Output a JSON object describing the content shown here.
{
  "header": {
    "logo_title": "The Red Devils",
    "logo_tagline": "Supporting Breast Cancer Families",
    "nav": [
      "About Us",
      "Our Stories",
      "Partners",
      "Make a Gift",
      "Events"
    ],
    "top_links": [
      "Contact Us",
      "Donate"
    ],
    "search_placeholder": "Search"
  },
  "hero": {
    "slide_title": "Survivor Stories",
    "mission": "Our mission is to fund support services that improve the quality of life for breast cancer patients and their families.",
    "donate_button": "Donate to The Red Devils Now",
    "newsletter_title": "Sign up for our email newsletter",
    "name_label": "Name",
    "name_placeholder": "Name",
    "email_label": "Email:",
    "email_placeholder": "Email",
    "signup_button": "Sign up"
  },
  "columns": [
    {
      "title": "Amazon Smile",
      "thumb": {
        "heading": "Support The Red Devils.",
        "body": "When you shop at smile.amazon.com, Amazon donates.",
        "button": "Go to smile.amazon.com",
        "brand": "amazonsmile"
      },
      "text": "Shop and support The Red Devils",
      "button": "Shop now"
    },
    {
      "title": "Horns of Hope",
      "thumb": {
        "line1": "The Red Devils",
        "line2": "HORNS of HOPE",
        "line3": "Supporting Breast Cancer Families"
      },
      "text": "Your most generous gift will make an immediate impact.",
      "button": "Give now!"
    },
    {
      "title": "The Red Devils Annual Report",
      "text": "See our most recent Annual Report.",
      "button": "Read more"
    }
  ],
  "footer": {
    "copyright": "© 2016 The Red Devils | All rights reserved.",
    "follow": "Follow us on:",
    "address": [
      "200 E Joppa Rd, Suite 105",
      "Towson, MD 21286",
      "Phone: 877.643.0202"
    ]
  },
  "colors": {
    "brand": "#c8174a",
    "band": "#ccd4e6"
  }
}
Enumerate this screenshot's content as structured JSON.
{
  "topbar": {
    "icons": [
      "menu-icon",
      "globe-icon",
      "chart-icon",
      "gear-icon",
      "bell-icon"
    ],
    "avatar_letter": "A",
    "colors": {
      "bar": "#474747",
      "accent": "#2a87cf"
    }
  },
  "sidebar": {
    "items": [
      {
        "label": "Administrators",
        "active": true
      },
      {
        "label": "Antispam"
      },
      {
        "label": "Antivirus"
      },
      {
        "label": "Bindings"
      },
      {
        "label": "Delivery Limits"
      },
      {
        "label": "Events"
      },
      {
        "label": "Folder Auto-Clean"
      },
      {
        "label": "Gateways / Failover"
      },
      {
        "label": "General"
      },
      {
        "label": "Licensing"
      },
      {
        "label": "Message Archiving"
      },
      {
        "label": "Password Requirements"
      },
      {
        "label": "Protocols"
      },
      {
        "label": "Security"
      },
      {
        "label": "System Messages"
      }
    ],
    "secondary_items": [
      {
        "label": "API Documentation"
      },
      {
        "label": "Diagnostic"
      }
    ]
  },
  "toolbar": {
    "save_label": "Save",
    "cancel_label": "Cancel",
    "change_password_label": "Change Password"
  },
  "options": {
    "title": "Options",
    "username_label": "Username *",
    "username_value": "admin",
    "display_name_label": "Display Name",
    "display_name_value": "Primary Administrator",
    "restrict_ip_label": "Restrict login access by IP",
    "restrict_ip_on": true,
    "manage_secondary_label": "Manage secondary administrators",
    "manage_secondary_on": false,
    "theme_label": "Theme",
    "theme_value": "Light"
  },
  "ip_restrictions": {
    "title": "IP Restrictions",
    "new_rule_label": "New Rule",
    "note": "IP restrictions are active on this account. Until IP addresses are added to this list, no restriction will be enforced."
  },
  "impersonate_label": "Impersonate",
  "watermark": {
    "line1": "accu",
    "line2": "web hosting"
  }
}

────────

### [Exercise brief]
Show the lines above that have the word "will".

### [Solution for this exercise]
      "text": "Your most generous gift will make an immediate impact.",
    "note": "IP restrictions are active on this account. Until IP addresses are added to this list, no restriction will be enforced."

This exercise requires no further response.